# Available records
---*---

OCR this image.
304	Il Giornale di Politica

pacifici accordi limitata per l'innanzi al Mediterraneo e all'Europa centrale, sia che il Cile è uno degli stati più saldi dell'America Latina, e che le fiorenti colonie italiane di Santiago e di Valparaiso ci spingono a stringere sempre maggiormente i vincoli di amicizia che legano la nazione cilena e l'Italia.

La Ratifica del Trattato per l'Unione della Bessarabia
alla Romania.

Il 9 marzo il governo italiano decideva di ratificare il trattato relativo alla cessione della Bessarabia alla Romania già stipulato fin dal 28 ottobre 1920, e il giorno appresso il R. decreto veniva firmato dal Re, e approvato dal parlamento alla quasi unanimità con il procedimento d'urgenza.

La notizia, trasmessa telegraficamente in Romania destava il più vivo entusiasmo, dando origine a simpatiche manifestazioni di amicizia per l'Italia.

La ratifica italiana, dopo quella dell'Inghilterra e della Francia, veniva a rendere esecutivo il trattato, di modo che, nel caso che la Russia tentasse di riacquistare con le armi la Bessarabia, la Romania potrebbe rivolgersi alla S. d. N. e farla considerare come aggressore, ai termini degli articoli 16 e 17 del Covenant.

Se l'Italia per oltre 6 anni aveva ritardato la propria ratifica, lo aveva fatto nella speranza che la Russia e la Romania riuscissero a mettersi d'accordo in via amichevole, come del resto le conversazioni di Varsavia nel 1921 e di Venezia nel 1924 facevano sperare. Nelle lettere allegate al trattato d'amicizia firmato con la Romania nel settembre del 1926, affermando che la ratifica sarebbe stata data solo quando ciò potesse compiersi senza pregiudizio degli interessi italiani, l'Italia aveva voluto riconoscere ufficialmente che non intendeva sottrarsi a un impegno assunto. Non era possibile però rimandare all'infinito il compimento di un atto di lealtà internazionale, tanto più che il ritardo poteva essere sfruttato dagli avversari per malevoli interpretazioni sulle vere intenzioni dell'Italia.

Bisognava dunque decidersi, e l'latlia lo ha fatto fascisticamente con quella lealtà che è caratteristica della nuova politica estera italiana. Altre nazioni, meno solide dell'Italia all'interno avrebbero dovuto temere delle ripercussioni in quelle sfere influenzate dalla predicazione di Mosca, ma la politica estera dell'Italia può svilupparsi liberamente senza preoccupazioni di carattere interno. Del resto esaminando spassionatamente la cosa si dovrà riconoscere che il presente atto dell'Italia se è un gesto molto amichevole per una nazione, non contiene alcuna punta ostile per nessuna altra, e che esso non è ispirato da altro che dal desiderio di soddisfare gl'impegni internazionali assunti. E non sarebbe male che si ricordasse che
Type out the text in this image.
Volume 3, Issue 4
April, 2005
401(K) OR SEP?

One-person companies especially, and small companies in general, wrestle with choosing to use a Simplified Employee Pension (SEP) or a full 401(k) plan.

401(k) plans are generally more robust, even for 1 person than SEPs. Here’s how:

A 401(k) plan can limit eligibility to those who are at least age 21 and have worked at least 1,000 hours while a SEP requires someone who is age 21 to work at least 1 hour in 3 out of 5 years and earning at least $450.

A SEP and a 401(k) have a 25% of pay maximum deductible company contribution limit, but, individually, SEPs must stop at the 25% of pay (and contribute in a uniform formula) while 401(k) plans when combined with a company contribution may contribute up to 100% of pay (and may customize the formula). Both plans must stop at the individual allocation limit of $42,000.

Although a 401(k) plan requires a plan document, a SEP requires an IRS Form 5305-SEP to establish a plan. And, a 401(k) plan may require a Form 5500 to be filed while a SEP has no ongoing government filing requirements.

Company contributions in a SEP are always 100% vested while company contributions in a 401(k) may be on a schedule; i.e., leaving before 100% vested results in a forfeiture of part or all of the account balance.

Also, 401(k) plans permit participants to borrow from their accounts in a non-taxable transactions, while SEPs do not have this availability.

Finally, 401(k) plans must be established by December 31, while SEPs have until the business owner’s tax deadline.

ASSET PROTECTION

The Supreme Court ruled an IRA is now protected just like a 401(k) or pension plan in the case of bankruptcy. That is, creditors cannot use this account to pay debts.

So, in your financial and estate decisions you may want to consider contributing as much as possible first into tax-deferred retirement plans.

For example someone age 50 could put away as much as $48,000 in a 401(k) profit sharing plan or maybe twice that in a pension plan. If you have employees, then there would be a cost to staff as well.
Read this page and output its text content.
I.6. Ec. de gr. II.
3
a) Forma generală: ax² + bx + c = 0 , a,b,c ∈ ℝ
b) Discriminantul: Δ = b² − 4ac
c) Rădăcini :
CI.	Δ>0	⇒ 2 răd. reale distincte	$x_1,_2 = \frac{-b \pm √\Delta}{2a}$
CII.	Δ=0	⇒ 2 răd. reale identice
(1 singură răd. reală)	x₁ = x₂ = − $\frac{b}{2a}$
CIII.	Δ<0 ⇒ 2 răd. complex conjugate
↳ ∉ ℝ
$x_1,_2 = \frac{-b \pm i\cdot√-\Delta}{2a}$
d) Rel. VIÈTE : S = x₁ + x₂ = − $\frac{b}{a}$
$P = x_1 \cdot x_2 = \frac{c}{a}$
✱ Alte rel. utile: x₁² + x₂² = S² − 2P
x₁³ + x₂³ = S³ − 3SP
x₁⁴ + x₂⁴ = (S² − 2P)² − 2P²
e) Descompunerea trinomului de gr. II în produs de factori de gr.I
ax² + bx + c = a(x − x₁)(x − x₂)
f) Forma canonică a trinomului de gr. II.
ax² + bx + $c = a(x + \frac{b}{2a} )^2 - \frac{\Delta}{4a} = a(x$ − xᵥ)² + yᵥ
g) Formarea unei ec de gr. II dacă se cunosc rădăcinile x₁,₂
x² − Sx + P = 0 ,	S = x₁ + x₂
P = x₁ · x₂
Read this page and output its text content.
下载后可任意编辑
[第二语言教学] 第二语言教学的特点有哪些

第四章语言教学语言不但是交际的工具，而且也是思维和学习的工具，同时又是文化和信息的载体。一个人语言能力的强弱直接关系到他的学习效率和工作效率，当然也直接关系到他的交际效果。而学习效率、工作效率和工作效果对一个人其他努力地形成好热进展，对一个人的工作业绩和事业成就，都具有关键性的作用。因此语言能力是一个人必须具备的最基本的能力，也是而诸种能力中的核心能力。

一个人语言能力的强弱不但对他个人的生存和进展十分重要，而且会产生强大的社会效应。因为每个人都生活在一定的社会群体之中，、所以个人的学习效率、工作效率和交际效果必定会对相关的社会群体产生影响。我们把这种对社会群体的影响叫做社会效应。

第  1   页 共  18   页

---*---

# Problem
Every entry above needs to be quoted exactly.

# Correct response
OCR this image.
304	Il Giornale di Politica

pacifici accordi limitata per l'innanzi al Mediterraneo e all'Europa centrale, sia che il Cile è uno degli stati più saldi dell'America Latina, e che le fiorenti colonie italiane di Santiago e di Valparaiso ci spingono a stringere sempre maggiormente i vincoli di amicizia che legano la nazione cilena e l'Italia.

La Ratifica del Trattato per l'Unione della Bessarabia
alla Romania.

Il 9 marzo il governo italiano decideva di ratificare il trattato relativo alla cessione della Bessarabia alla Romania già stipulato fin dal 28 ottobre 1920, e il giorno appresso il R. decreto veniva firmato dal Re, e approvato dal parlamento alla quasi unanimità con il procedimento d'urgenza.

La notizia, trasmessa telegraficamente in Romania destava il più vivo entusiasmo, dando origine a simpatiche manifestazioni di amicizia per l'Italia.

La ratifica italiana, dopo quella dell'Inghilterra e della Francia, veniva a rendere esecutivo il trattato, di modo che, nel caso che la Russia tentasse di riacquistare con le armi la Bessarabia, la Romania potrebbe rivolgersi alla S. d. N. e farla considerare come aggressore, ai termini degli articoli 16 e 17 del Covenant.

Se l'Italia per oltre 6 anni aveva ritardato la propria ratifica, lo aveva fatto nella speranza che la Russia e la Romania riuscissero a mettersi d'accordo in via amichevole, come del resto le conversazioni di Varsavia nel 1921 e di Venezia nel 1924 facevano sperare. Nelle lettere allegate al trattato d'amicizia firmato con la Romania nel settembre del 1926, affermando che la ratifica sarebbe stata data solo quando ciò potesse compiersi senza pregiudizio degli interessi italiani, l'Italia aveva voluto riconoscere ufficialmente che non intendeva sottrarsi a un impegno assunto. Non era possibile però rimandare all'infinito il compimento di un atto di lealtà internazionale, tanto più che il ritardo poteva essere sfruttato dagli avversari per malevoli interpretazioni sulle vere intenzioni dell'Italia.

Bisognava dunque decidersi, e l'latlia lo ha fatto fascisticamente con quella lealtà che è caratteristica della nuova politica estera italiana. Altre nazioni, meno solide dell'Italia all'interno avrebbero dovuto temere delle ripercussioni in quelle sfere influenzate dalla predicazione di Mosca, ma la politica estera dell'Italia può svilupparsi liberamente senza preoccupazioni di carattere interno. Del resto esaminando spassionatamente la cosa si dovrà riconoscere che il presente atto dell'Italia se è un gesto molto amichevole per una nazione, non contiene alcuna punta ostile per nessuna altra, e che esso non è ispirato da altro che dal desiderio di soddisfare gl'impegni internazionali assunti. E non sarebbe male che si ricordasse che
Type out the text in this image.
Volume 3, Issue 4
April, 2005
401(K) OR SEP?

One-person companies especially, and small companies in general, wrestle with choosing to use a Simplified Employee Pension (SEP) or a full 401(k) plan.

401(k) plans are generally more robust, even for 1 person than SEPs. Here’s how:

A 401(k) plan can limit eligibility to those who are at least age 21 and have worked at least 1,000 hours while a SEP requires someone who is age 21 to work at least 1 hour in 3 out of 5 years and earning at least $450.

A SEP and a 401(k) have a 25% of pay maximum deductible company contribution limit, but, individually, SEPs must stop at the 25% of pay (and contribute in a uniform formula) while 401(k) plans when combined with a company contribution may contribute up to 100% of pay (and may customize the formula). Both plans must stop at the individual allocation limit of $42,000.

Although a 401(k) plan requires a plan document, a SEP requires an IRS Form 5305-SEP to establish a plan. And, a 401(k) plan may require a Form 5500 to be filed while a SEP has no ongoing government filing requirements.

Company contributions in a SEP are always 100% vested while company contributions in a 401(k) may be on a schedule; i.e., leaving before 100% vested results in a forfeiture of part or all of the account balance.

Also, 401(k) plans permit participants to borrow from their accounts in a non-taxable transactions, while SEPs do not have this availability.

Finally, 401(k) plans must be established by December 31, while SEPs have until the business owner’s tax deadline.

ASSET PROTECTION

The Supreme Court ruled an IRA is now protected just like a 401(k) or pension plan in the case of bankruptcy. That is, creditors cannot use this account to pay debts.

So, in your financial and estate decisions you may want to consider contributing as much as possible first into tax-deferred retirement plans.

For example someone age 50 could put away as much as $48,000 in a 401(k) profit sharing plan or maybe twice that in a pension plan. If you have employees, then there would be a cost to staff as well.
Read this page and output its text content.
I.6. Ec. de gr. II.
3
a) Forma generală: ax² + bx + c = 0 , a,b,c ∈ ℝ
b) Discriminantul: Δ = b² − 4ac
c) Rădăcini :
CI.	Δ>0	⇒ 2 răd. reale distincte	$x_1,_2 = \frac{-b \pm √\Delta}{2a}$
CII.	Δ=0	⇒ 2 răd. reale identice
(1 singură răd. reală)	x₁ = x₂ = − $\frac{b}{2a}$
CIII.	Δ<0 ⇒ 2 răd. complex conjugate
↳ ∉ ℝ
$x_1,_2 = \frac{-b \pm i\cdot√-\Delta}{2a}$
d) Rel. VIÈTE : S = x₁ + x₂ = − $\frac{b}{a}$
$P = x_1 \cdot x_2 = \frac{c}{a}$
✱ Alte rel. utile: x₁² + x₂² = S² − 2P
x₁³ + x₂³ = S³ − 3SP
x₁⁴ + x₂⁴ = (S² − 2P)² − 2P²
e) Descompunerea trinomului de gr. II în produs de factori de gr.I
ax² + bx + c = a(x − x₁)(x − x₂)
f) Forma canonică a trinomului de gr. II.
ax² + bx + $c = a(x + \frac{b}{2a} )^2 - \frac{\Delta}{4a} = a(x$ − xᵥ)² + yᵥ
g) Formarea unei ec de gr. II dacă se cunosc rădăcinile x₁,₂
x² − Sx + P = 0 ,	S = x₁ + x₂
P = x₁ · x₂
Read this page and output its text content.
下载后可任意编辑
[第二语言教学] 第二语言教学的特点有哪些

第四章语言教学语言不但是交际的工具，而且也是思维和学习的工具，同时又是文化和信息的载体。一个人语言能力的强弱直接关系到他的学习效率和工作效率，当然也直接关系到他的交际效果。而学习效率、工作效率和工作效果对一个人其他努力地形成好热进展，对一个人的工作业绩和事业成就，都具有关键性的作用。因此语言能力是一个人必须具备的最基本的能力，也是而诸种能力中的核心能力。

一个人语言能力的强弱不但对他个人的生存和进展十分重要，而且会产生强大的社会效应。因为每个人都生活在一定的社会群体之中，、所以个人的学习效率、工作效率和交际效果必定会对相关的社会群体产生影响。我们把这种对社会群体的影响叫做社会效应。

第  1   页 共  18   页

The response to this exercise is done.